Task goal => Copy out each line below that has the word "natural" in it.

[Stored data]

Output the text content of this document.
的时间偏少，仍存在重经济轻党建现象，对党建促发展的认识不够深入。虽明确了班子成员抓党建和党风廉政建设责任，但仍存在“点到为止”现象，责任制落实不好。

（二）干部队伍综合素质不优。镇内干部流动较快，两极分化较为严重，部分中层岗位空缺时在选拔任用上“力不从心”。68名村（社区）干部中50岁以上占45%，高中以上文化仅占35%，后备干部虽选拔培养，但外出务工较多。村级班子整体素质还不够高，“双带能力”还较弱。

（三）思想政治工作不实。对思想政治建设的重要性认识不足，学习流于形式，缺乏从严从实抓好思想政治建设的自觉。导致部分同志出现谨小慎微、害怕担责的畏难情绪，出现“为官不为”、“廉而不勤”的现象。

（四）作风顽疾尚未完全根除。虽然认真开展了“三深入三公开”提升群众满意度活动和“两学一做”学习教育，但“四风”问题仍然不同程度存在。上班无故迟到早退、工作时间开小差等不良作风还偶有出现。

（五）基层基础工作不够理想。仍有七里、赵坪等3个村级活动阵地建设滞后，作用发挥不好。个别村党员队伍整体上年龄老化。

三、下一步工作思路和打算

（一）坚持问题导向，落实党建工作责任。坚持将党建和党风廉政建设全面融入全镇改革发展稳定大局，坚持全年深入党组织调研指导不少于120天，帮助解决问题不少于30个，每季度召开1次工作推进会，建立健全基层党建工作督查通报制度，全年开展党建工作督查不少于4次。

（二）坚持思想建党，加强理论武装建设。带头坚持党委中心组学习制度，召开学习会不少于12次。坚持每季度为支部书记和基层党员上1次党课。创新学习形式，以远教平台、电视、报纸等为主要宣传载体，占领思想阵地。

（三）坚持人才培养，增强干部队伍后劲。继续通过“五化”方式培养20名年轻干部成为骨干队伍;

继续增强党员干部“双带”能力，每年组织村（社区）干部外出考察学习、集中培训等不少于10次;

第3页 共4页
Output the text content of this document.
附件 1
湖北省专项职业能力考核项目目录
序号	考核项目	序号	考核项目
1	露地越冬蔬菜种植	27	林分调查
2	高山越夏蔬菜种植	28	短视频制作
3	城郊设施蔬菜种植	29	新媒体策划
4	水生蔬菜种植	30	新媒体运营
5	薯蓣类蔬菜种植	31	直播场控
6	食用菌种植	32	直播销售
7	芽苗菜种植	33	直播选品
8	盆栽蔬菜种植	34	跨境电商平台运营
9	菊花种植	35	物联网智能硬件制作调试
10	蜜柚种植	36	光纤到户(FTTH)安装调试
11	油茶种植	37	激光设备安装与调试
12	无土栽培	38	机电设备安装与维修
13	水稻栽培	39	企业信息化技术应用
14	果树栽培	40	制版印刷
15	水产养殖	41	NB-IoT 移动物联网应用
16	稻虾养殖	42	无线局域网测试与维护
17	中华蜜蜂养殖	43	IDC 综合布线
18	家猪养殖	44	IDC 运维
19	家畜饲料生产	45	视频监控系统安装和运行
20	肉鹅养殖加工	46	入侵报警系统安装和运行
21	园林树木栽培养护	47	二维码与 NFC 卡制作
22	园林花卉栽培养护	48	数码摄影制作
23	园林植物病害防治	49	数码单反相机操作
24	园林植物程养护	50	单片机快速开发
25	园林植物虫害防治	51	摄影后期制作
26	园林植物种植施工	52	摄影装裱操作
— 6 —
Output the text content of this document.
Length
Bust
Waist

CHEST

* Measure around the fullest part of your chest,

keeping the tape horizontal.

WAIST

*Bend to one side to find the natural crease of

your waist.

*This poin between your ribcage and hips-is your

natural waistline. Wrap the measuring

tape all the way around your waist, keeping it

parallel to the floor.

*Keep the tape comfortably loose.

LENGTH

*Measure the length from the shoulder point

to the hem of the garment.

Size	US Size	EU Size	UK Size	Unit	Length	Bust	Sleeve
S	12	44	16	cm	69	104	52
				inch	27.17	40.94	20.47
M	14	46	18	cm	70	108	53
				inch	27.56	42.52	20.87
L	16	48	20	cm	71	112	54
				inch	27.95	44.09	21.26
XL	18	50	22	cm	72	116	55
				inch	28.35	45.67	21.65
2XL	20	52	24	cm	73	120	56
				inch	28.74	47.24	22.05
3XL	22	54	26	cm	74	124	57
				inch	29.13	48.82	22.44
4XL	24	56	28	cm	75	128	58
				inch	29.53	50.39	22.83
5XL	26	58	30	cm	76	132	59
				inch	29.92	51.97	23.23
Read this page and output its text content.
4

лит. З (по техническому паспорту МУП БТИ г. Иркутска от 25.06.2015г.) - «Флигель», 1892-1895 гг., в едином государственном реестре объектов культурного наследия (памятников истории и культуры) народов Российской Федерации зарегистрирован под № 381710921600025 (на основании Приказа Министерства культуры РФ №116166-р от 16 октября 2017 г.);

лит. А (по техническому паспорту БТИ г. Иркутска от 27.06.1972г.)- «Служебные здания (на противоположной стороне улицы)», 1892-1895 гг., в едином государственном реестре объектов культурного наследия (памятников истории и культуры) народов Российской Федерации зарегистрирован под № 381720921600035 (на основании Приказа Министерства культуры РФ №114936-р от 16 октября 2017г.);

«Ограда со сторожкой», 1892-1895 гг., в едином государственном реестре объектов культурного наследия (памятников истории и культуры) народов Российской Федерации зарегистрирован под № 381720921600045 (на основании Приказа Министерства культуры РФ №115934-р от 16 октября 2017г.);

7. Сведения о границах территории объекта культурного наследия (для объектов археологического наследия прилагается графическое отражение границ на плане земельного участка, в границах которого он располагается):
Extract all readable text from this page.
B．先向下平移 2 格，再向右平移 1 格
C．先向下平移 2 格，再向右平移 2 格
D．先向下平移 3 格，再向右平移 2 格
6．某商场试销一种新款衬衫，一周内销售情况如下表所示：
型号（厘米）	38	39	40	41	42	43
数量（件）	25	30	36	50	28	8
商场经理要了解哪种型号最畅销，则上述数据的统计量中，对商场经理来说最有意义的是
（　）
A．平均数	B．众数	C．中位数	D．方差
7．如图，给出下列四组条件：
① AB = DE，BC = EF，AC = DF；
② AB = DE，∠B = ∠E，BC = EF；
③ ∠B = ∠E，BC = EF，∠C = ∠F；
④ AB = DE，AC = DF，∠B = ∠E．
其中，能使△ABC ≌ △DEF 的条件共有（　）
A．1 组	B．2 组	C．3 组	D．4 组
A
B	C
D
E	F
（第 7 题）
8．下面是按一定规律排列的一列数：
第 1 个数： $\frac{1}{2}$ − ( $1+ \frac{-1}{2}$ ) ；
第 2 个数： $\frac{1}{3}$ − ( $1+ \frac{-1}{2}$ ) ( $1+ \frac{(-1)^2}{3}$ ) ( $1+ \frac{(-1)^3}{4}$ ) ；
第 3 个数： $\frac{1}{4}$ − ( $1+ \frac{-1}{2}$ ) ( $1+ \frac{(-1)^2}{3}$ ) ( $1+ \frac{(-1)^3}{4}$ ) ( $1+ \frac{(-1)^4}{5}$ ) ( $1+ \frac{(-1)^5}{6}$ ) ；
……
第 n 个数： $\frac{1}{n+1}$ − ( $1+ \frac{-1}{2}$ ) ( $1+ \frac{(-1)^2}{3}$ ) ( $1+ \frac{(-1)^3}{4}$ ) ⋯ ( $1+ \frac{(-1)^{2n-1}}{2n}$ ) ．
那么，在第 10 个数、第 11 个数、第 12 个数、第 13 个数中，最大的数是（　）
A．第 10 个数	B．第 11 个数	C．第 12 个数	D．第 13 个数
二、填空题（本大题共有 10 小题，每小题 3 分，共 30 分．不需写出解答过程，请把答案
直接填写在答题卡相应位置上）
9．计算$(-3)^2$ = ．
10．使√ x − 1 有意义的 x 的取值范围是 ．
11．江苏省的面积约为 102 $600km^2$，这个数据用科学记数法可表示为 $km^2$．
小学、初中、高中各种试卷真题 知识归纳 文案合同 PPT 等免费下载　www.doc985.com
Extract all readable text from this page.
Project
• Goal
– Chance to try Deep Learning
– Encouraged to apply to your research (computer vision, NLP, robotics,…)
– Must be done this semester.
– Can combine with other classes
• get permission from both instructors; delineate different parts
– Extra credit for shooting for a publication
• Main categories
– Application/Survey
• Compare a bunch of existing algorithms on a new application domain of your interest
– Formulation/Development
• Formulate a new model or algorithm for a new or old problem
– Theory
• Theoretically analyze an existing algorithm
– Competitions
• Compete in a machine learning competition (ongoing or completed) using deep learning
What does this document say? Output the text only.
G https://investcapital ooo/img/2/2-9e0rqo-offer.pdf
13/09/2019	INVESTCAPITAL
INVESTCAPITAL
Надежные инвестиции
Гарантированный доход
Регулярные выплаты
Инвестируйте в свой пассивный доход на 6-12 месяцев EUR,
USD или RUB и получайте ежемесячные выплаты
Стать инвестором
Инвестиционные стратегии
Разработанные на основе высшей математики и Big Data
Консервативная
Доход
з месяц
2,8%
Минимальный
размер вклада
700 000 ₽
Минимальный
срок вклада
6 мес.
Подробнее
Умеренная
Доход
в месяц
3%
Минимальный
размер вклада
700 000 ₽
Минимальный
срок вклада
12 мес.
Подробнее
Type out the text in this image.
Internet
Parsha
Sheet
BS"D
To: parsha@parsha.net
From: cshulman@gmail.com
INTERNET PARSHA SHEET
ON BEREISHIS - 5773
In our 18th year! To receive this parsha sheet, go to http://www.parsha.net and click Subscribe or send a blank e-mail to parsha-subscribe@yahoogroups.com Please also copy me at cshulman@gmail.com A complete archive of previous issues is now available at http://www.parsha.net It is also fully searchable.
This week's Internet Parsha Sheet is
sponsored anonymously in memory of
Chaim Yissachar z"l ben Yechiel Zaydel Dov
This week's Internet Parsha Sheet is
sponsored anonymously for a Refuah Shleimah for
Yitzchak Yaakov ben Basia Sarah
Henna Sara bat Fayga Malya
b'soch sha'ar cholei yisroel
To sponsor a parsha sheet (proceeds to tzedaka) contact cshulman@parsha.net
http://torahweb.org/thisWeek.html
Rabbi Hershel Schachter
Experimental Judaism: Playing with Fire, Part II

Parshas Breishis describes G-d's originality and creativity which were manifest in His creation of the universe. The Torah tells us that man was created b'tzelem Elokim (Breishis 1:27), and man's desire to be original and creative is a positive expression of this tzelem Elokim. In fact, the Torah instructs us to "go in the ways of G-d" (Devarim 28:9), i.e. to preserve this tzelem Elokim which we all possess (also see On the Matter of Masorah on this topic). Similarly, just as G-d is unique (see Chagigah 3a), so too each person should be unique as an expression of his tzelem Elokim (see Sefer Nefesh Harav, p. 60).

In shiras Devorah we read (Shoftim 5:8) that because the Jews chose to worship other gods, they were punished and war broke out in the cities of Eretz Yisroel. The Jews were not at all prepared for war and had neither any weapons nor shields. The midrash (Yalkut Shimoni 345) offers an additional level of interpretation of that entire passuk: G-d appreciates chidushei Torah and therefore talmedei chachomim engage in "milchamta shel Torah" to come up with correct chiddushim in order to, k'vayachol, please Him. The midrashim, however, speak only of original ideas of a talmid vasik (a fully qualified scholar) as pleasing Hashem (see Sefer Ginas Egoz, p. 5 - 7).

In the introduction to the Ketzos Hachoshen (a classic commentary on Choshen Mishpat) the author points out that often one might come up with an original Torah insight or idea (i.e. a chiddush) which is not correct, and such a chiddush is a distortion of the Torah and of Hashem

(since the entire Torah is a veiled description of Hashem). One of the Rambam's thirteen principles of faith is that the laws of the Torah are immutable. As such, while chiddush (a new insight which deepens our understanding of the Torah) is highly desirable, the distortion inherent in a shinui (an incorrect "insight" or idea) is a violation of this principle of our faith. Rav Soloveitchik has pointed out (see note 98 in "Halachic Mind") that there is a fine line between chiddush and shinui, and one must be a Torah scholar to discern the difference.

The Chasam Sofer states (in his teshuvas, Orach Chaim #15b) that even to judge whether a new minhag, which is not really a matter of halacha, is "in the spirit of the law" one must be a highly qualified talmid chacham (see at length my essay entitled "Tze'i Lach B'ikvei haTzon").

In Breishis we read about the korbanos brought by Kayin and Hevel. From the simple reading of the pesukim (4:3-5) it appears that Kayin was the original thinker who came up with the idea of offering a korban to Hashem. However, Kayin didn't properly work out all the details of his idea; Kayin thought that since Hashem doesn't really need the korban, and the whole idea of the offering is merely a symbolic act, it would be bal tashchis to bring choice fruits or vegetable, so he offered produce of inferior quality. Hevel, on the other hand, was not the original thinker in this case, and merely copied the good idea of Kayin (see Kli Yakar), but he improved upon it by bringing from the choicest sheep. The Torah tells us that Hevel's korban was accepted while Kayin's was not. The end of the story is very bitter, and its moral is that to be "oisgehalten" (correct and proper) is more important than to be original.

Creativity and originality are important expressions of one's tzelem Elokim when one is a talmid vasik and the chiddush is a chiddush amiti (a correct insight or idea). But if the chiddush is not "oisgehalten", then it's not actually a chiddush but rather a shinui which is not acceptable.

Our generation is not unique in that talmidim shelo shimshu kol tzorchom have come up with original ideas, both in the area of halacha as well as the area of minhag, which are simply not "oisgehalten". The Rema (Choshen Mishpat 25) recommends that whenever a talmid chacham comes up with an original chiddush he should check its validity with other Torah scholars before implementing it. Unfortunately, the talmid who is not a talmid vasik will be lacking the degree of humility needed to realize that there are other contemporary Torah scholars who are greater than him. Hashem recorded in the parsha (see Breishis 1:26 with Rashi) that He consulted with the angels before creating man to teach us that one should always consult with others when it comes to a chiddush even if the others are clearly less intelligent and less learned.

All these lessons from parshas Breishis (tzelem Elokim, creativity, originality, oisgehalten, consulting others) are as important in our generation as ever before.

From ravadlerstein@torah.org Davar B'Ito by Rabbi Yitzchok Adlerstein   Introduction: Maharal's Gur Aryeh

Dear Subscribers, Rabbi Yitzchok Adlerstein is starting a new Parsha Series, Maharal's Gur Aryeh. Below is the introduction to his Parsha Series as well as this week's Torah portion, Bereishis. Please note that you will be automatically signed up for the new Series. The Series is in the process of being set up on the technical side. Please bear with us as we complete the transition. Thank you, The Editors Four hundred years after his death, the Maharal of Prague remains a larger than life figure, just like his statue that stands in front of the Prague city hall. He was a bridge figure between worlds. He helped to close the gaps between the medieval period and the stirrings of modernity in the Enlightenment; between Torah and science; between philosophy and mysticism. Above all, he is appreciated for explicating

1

Solution to the problem =>
*Bend to one side to find the natural crease of
natural waistline. Wrap the measuring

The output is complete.